• TASK DATA:
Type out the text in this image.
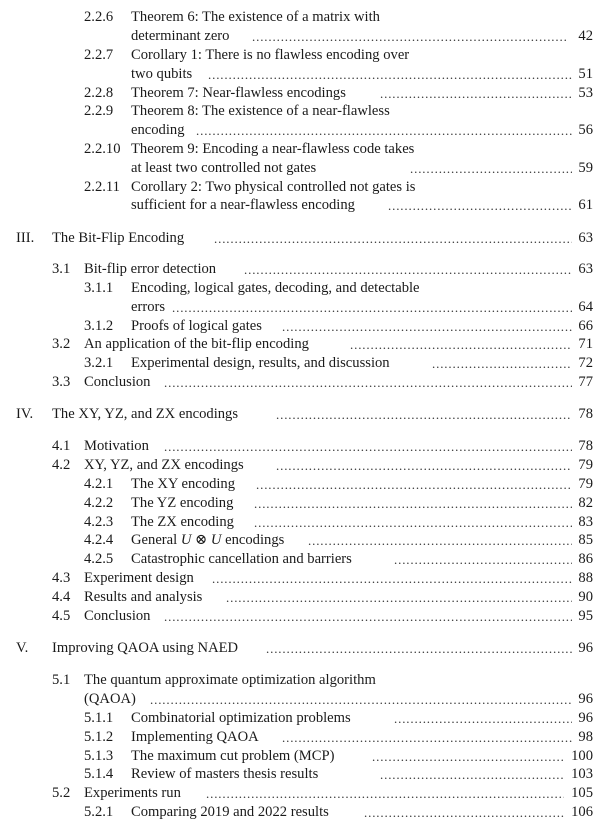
2.2.6 Theorem 6: The existence of a matrix with
determinant zero . . .	42
2.2.7 Corollary 1: There is no flawless encoding over
two qubits . . .	51
2.2.8 Theorem 7: Near-flawless encodings . . .	53
2.2.9 Theorem 8: The existence of a near-flawless
encoding . . .	56
2.2.10 Theorem 9: Encoding a near-flawless code takes
at least two controlled not gates . . .	59
2.2.11 Corollary 2: Two physical controlled not gates is
sufficient for a near-flawless encoding . . .	61
III. The Bit-Flip Encoding . . .	63
3.1 Bit-flip error detection . . .	63
3.1.1 Encoding, logical gates, decoding, and detectable
errors . . .	64
3.1.2 Proofs of logical gates . . .	66
3.2 An application of the bit-flip encoding . . .	71
3.2.1 Experimental design, results, and discussion . . .	72
3.3 Conclusion . . .	77
IV. The XY, YZ, and ZX encodings . . .	78
4.1 Motivation . . .	78
4.2 XY, YZ, and ZX encodings . . .	79
4.2.1 The XY encoding . . .	79
4.2.2 The YZ encoding . . .	82
4.2.3 The ZX encoding . . .	83
4.2.4 General U ⊗ U encodings . . .	85
4.2.5 Catastrophic cancellation and barriers . . .	86
4.3 Experiment design . . .	88
4.4 Results and analysis . . .	90
4.5 Conclusion . . .	95
V. Improving QAOA using NAED . . .	96
5.1 The quantum approximate optimization algorithm
(QAOA) . . .	96
5.1.1 Combinatorial optimization problems . . .	96
5.1.2 Implementing QAOA . . .	98
5.1.3 The maximum cut problem (MCP) . . .	100
5.1.4 Review of masters thesis results . . .	103
5.2 Experiments run . . .	105
5.2.1 Comparing 2019 and 2022 results . . .	106
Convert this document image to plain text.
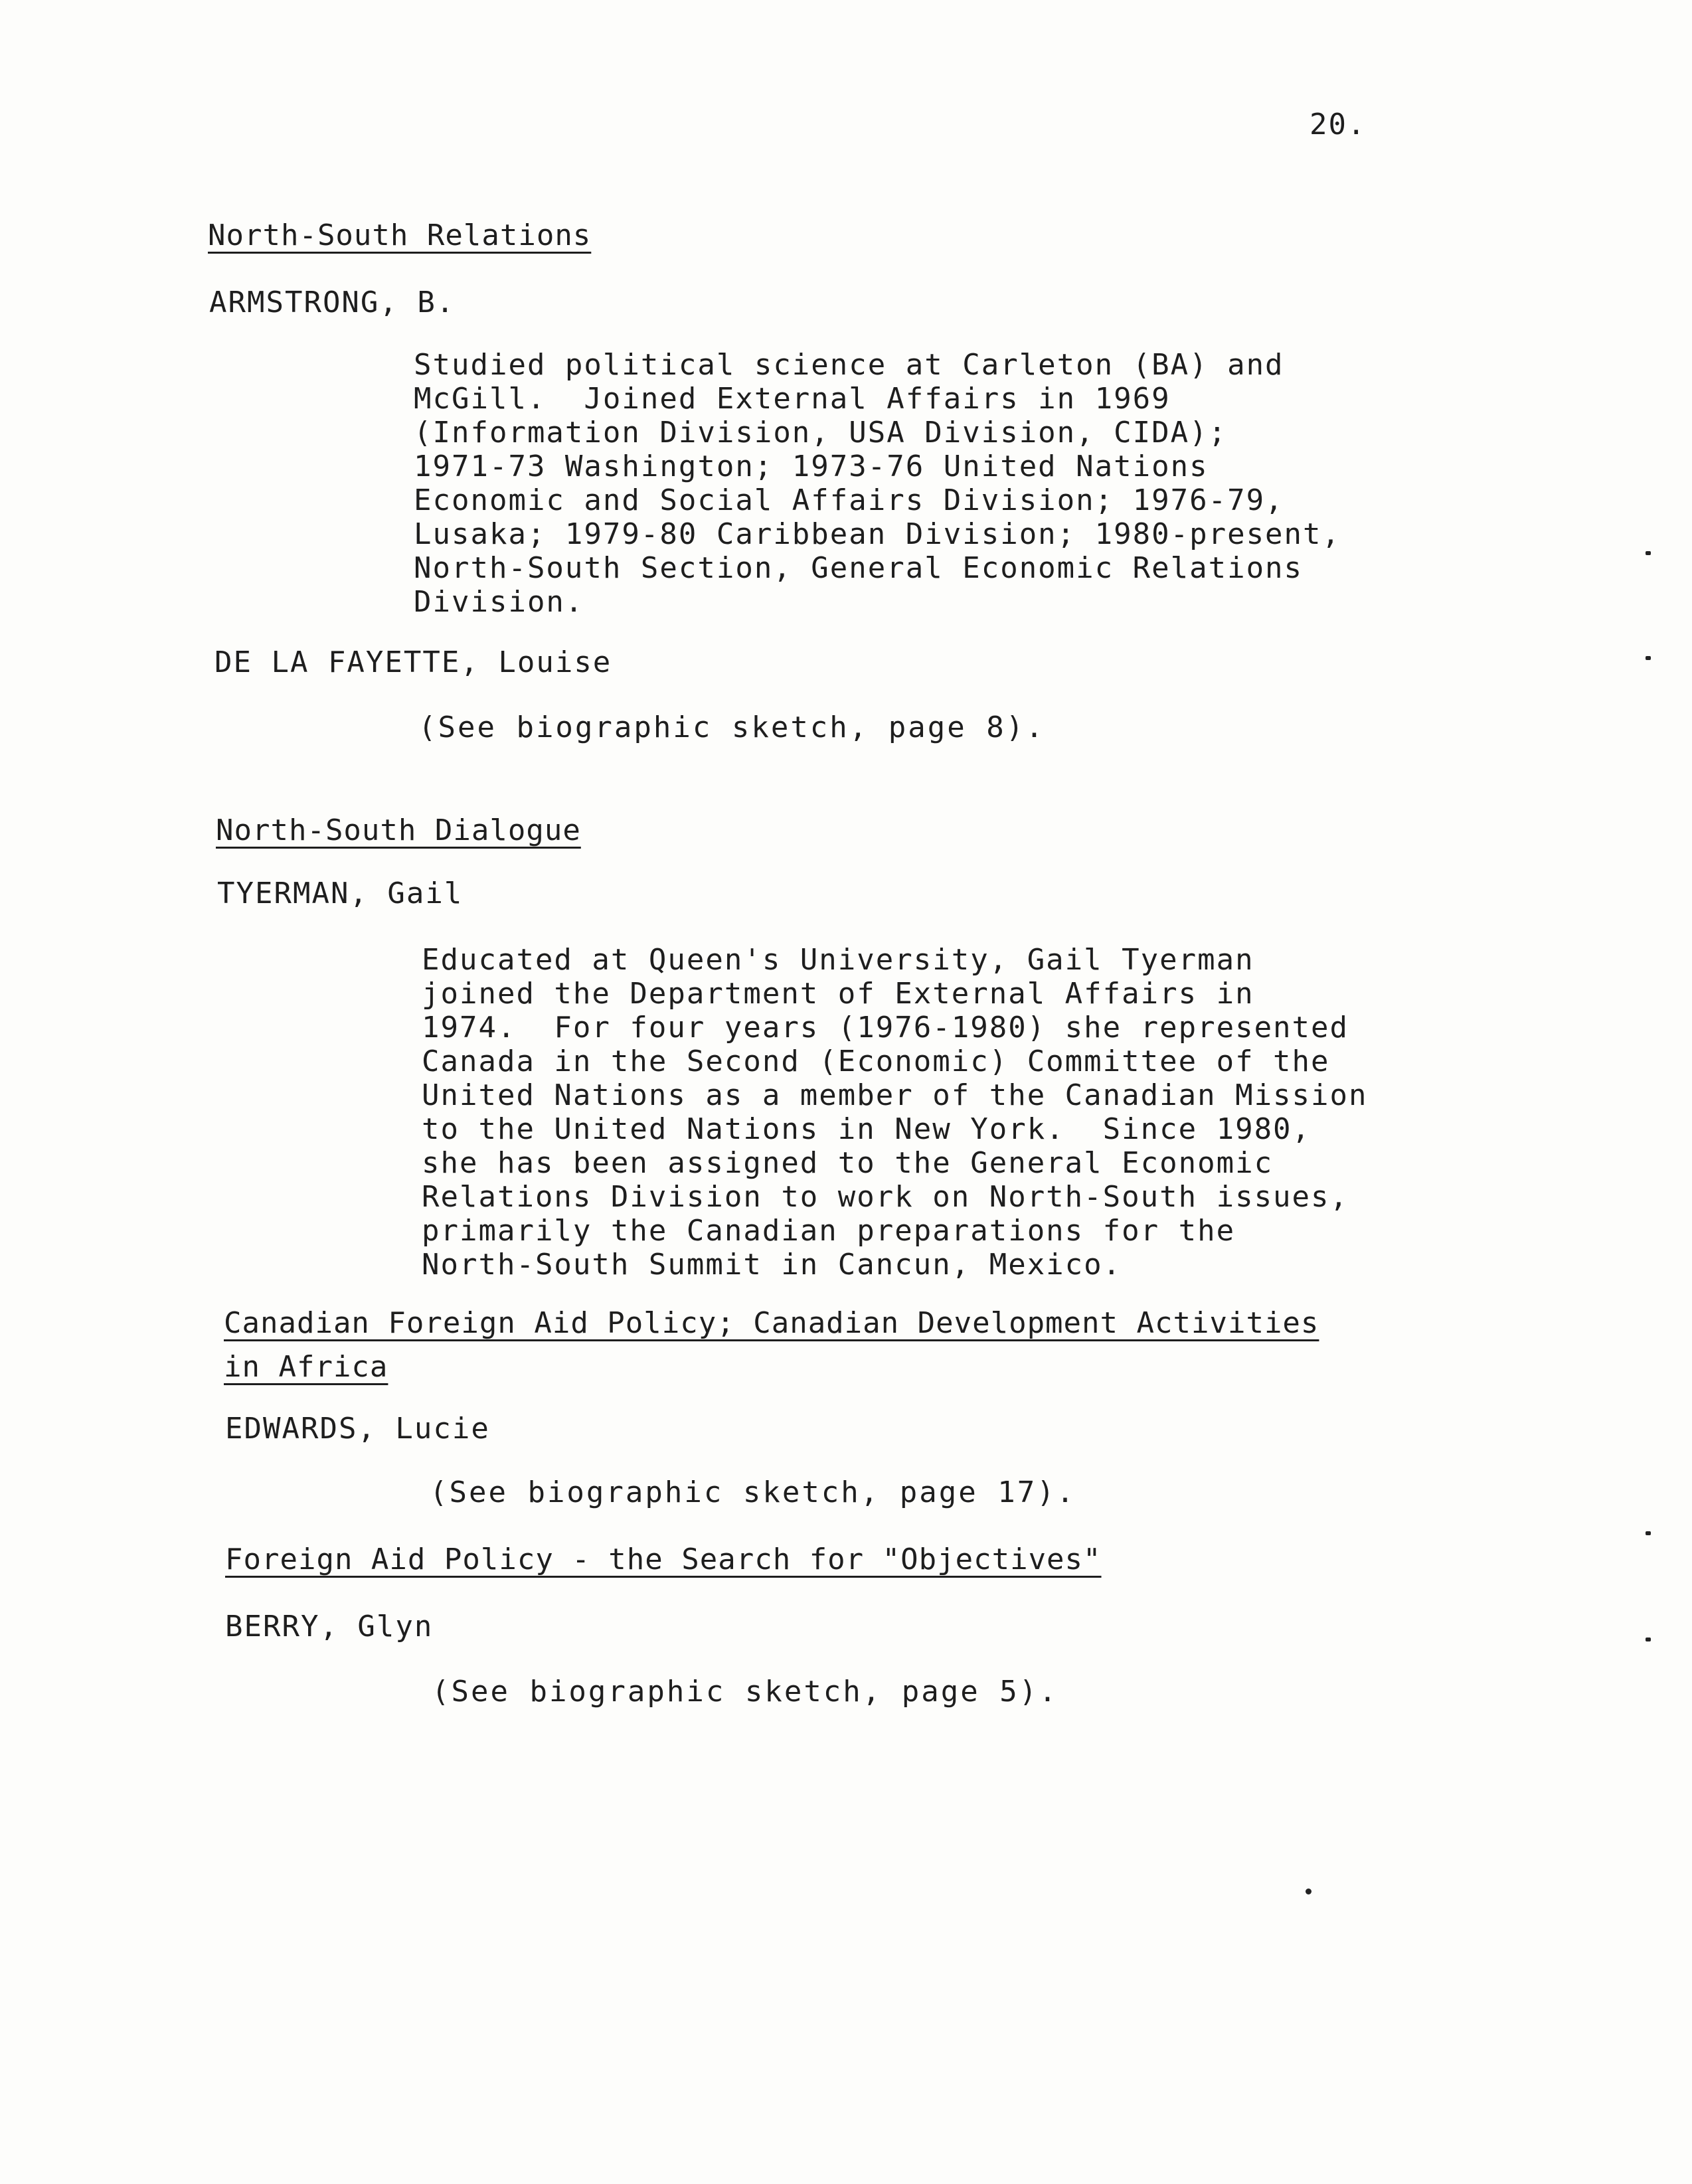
20.
North-South Relations
ARMSTRONG, B.
Studied political science at Carleton (BA) and
McGill.  Joined External Affairs in 1969
(Information Division, USA Division, CIDA);
1971-73 Washington; 1973-76 United Nations
Economic and Social Affairs Division; 1976-79,
Lusaka; 1979-80 Caribbean Division; 1980-present,
North-South Section, General Economic Relations
Division.
DE LA FAYETTE, Louise
(See biographic sketch, page 8).
North-South Dialogue
TYERMAN, Gail
Educated at Queen's University, Gail Tyerman
joined the Department of External Affairs in
1974.  For four years (1976-1980) she represented
Canada in the Second (Economic) Committee of the
United Nations as a member of the Canadian Mission
to the United Nations in New York.  Since 1980,
she has been assigned to the General Economic
Relations Division to work on North-South issues,
primarily the Canadian preparations for the
North-South Summit in Cancun, Mexico.
Canadian Foreign Aid Policy; Canadian Development Activities
in Africa
EDWARDS, Lucie
(See biographic sketch, page 17).
Foreign Aid Policy - the Search for "Objectives"
BERRY, Glyn
(See biographic sketch, page 5).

• WHAT NEEDS TO BE DONE:
With the pictures omitted, reproduce the records in full and exactly.

• SOLUTION:
Type out the text in this image.
2.2.6 Theorem 6: The existence of a matrix with
determinant zero . . .	42
2.2.7 Corollary 1: There is no flawless encoding over
two qubits . . .	51
2.2.8 Theorem 7: Near-flawless encodings . . .	53
2.2.9 Theorem 8: The existence of a near-flawless
encoding . . .	56
2.2.10 Theorem 9: Encoding a near-flawless code takes
at least two controlled not gates . . .	59
2.2.11 Corollary 2: Two physical controlled not gates is
sufficient for a near-flawless encoding . . .	61
III. The Bit-Flip Encoding . . .	63
3.1 Bit-flip error detection . . .	63
3.1.1 Encoding, logical gates, decoding, and detectable
errors . . .	64
3.1.2 Proofs of logical gates . . .	66
3.2 An application of the bit-flip encoding . . .	71
3.2.1 Experimental design, results, and discussion . . .	72
3.3 Conclusion . . .	77
IV. The XY, YZ, and ZX encodings . . .	78
4.1 Motivation . . .	78
4.2 XY, YZ, and ZX encodings . . .	79
4.2.1 The XY encoding . . .	79
4.2.2 The YZ encoding . . .	82
4.2.3 The ZX encoding . . .	83
4.2.4 General U ⊗ U encodings . . .	85
4.2.5 Catastrophic cancellation and barriers . . .	86
4.3 Experiment design . . .	88
4.4 Results and analysis . . .	90
4.5 Conclusion . . .	95
V. Improving QAOA using NAED . . .	96
5.1 The quantum approximate optimization algorithm
(QAOA) . . .	96
5.1.1 Combinatorial optimization problems . . .	96
5.1.2 Implementing QAOA . . .	98
5.1.3 The maximum cut problem (MCP) . . .	100
5.1.4 Review of masters thesis results . . .	103
5.2 Experiments run . . .	105
5.2.1 Comparing 2019 and 2022 results . . .	106
Convert this document image to plain text.
20.
North-South Relations
ARMSTRONG, B.
Studied political science at Carleton (BA) and
McGill.  Joined External Affairs in 1969
(Information Division, USA Division, CIDA);
1971-73 Washington; 1973-76 United Nations
Economic and Social Affairs Division; 1976-79,
Lusaka; 1979-80 Caribbean Division; 1980-present,
North-South Section, General Economic Relations
Division.
DE LA FAYETTE, Louise
(See biographic sketch, page 8).
North-South Dialogue
TYERMAN, Gail
Educated at Queen's University, Gail Tyerman
joined the Department of External Affairs in
1974.  For four years (1976-1980) she represented
Canada in the Second (Economic) Committee of the
United Nations as a member of the Canadian Mission
to the United Nations in New York.  Since 1980,
she has been assigned to the General Economic
Relations Division to work on North-South issues,
primarily the Canadian preparations for the
North-South Summit in Cancun, Mexico.
Canadian Foreign Aid Policy; Canadian Development Activities
in Africa
EDWARDS, Lucie
(See biographic sketch, page 17).
Foreign Aid Policy - the Search for "Objectives"
BERRY, Glyn
(See biographic sketch, page 5).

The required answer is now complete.